START Excerpted records
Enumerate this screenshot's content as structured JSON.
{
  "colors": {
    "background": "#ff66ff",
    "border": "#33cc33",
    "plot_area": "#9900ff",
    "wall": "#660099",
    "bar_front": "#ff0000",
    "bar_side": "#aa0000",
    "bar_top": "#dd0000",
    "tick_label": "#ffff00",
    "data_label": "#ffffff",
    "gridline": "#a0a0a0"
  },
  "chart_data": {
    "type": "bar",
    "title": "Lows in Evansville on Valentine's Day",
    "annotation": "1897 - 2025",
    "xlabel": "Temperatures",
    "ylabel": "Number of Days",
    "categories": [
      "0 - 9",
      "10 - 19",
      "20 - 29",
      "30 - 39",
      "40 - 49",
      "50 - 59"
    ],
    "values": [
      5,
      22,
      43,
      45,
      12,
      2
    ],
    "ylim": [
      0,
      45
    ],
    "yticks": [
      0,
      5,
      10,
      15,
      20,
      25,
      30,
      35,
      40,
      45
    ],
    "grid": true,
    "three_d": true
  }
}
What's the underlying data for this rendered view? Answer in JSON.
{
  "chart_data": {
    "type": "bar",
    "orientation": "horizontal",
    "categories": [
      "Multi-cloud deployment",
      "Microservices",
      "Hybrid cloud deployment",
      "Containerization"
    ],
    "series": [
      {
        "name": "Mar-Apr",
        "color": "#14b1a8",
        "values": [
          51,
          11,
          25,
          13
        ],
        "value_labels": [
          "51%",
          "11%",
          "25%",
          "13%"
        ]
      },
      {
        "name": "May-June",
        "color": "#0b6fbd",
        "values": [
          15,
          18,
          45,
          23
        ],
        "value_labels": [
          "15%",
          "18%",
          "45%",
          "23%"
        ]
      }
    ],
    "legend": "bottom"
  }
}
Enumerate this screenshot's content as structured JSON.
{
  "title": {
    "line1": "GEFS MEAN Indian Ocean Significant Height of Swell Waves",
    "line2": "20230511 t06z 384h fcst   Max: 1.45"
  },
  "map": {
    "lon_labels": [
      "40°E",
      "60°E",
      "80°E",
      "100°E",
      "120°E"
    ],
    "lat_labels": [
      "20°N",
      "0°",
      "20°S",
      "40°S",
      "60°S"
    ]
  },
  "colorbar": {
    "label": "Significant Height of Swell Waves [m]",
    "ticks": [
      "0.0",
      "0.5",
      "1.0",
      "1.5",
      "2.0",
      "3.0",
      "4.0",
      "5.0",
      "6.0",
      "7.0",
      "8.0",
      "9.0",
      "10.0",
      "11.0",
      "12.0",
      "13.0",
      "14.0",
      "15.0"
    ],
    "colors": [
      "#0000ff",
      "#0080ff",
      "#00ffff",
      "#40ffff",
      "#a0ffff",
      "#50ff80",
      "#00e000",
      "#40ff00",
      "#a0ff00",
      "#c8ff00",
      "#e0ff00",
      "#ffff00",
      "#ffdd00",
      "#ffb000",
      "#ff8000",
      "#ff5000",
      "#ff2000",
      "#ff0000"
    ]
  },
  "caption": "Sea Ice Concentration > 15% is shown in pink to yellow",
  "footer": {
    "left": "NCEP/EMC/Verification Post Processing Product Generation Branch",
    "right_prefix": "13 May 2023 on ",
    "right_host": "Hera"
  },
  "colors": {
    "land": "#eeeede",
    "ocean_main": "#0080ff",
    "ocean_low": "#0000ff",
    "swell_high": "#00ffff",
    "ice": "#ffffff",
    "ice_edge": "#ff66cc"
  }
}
END Excerpted records
** Problem details **
Where a line contains "deployment", copy that line.

** Answer to this task **
      "Multi-cloud deployment",
      "Hybrid cloud deployment",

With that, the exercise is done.